→ **Your task**: Check every line below for the string "agreement", and copy the lines that contain it.

# start of Material provided

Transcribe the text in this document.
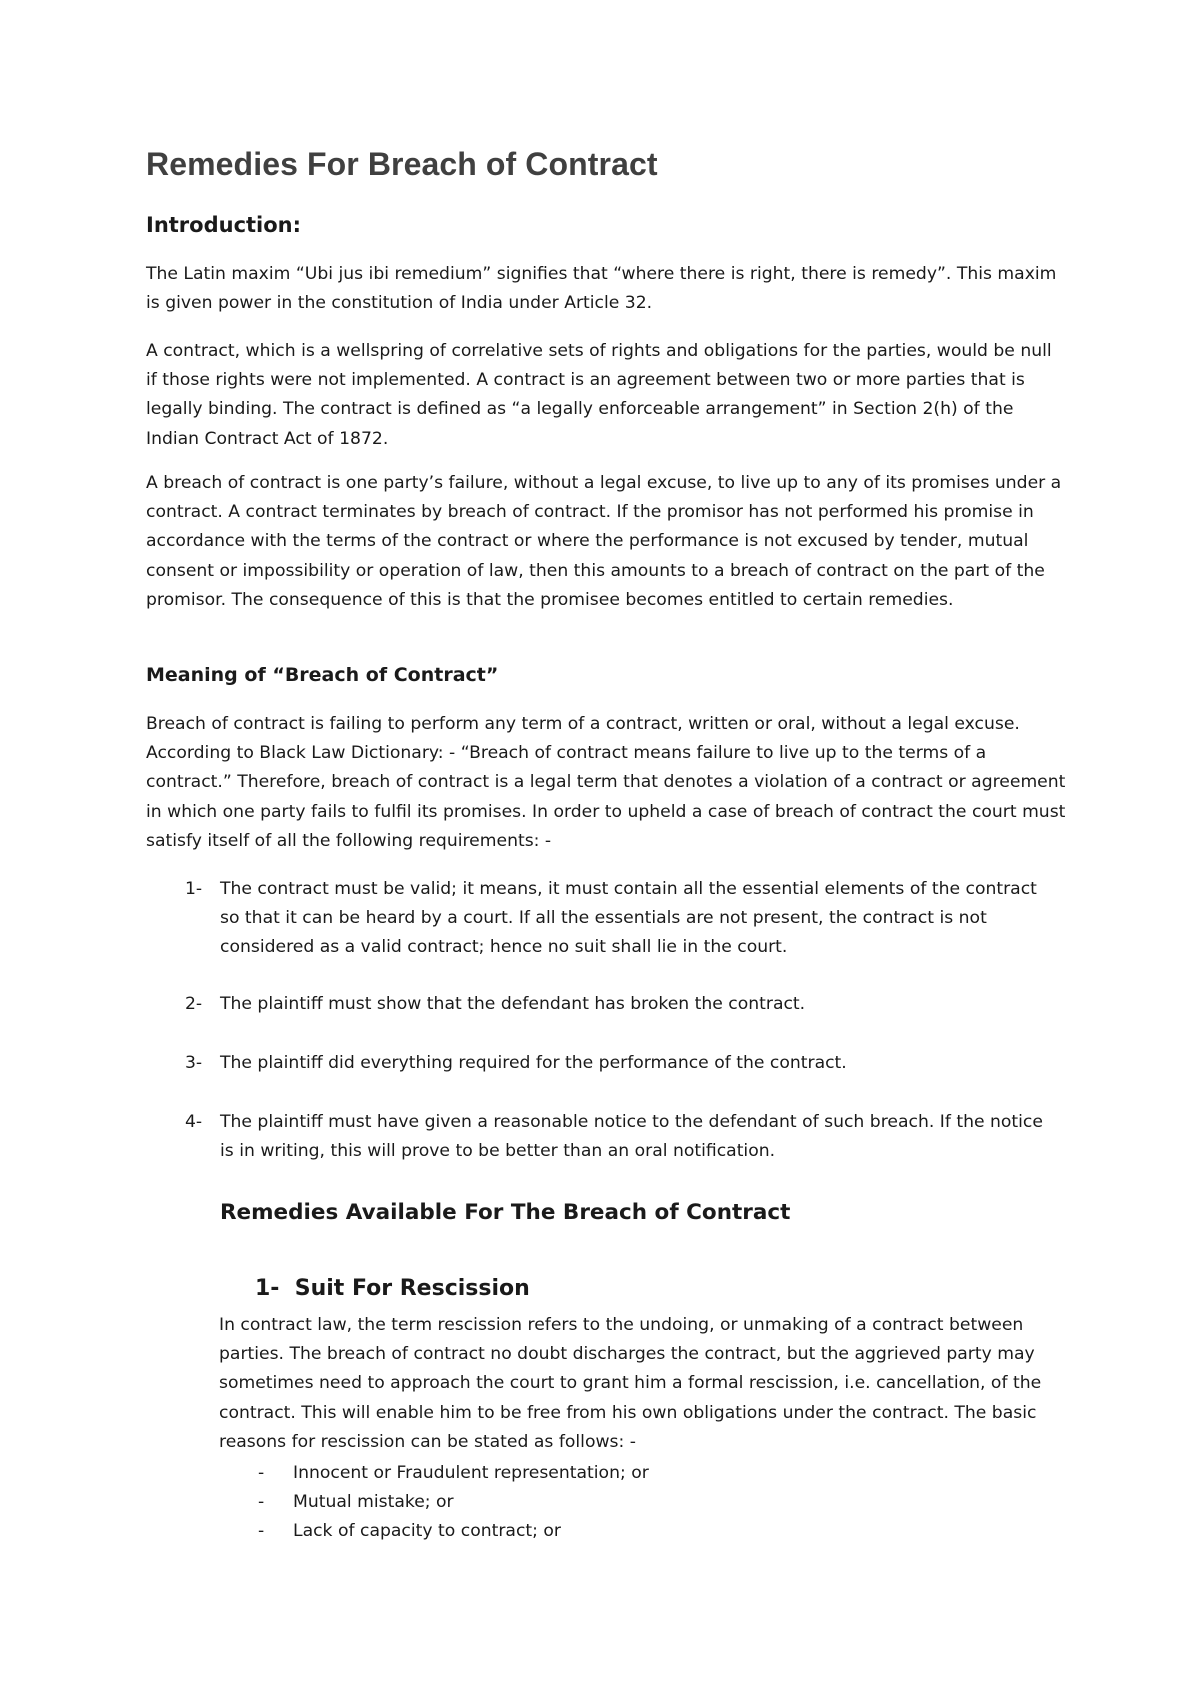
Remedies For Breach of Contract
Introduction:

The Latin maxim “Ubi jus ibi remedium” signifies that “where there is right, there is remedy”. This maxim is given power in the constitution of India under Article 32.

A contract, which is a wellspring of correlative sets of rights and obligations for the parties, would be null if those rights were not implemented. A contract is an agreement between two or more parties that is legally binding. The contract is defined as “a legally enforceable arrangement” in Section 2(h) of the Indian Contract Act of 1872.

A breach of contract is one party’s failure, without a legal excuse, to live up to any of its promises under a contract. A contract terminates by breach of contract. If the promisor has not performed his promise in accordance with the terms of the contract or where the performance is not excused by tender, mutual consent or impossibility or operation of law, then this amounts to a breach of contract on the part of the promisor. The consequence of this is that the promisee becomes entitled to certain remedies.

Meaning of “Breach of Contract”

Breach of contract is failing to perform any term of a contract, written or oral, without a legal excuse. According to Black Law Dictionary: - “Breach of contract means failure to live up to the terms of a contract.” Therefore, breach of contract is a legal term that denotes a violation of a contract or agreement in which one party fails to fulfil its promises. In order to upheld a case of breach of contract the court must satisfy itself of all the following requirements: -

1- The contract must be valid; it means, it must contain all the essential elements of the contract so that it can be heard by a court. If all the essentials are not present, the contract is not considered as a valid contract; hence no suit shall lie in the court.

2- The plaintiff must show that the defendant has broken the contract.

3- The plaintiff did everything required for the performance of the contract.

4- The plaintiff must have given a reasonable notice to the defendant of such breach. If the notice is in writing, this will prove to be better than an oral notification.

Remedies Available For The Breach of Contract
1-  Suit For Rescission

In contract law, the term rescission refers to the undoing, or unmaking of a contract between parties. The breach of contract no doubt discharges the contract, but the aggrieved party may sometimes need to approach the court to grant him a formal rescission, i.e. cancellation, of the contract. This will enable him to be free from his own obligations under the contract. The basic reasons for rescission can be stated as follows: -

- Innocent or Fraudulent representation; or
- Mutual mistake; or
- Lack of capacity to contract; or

# end of Material provided
# start of Material provided

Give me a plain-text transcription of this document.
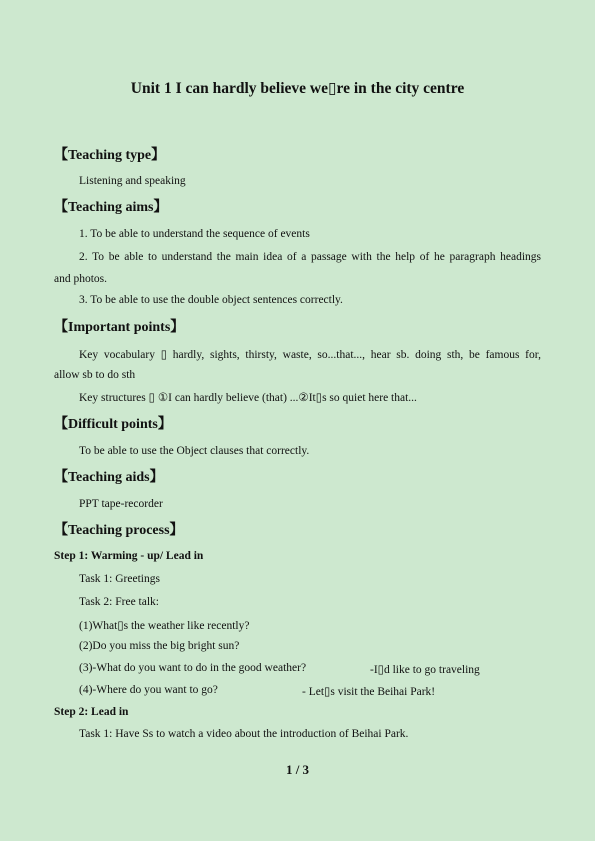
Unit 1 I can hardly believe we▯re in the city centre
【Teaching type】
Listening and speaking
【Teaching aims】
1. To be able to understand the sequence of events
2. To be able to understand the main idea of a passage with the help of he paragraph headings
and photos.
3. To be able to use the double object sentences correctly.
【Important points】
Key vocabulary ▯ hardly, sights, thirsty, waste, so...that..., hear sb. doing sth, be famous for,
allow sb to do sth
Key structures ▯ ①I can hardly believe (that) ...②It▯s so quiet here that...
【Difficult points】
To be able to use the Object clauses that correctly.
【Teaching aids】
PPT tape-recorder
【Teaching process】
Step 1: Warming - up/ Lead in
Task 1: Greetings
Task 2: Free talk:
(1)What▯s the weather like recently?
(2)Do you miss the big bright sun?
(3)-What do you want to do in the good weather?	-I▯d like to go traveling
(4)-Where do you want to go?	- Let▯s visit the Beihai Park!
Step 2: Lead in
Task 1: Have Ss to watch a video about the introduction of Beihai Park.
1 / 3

# end of Material provided

→ **Written answer**:
A contract, which is a wellspring of correlative sets of rights and obligations for the parties, would be null if those rights were not implemented. A contract is an agreement between two or more parties that is legally binding. The contract is defined as “a legally enforceable arrangement” in Section 2(h) of the Indian Contract Act of 1872.
Breach of contract is failing to perform any term of a contract, written or oral, without a legal excuse. According to Black Law Dictionary: - “Breach of contract means failure to live up to the terms of a contract.” Therefore, breach of contract is a legal term that denotes a violation of a contract or agreement in which one party fails to fulfil its promises. In order to upheld a case of breach of contract the court must satisfy itself of all the following requirements: -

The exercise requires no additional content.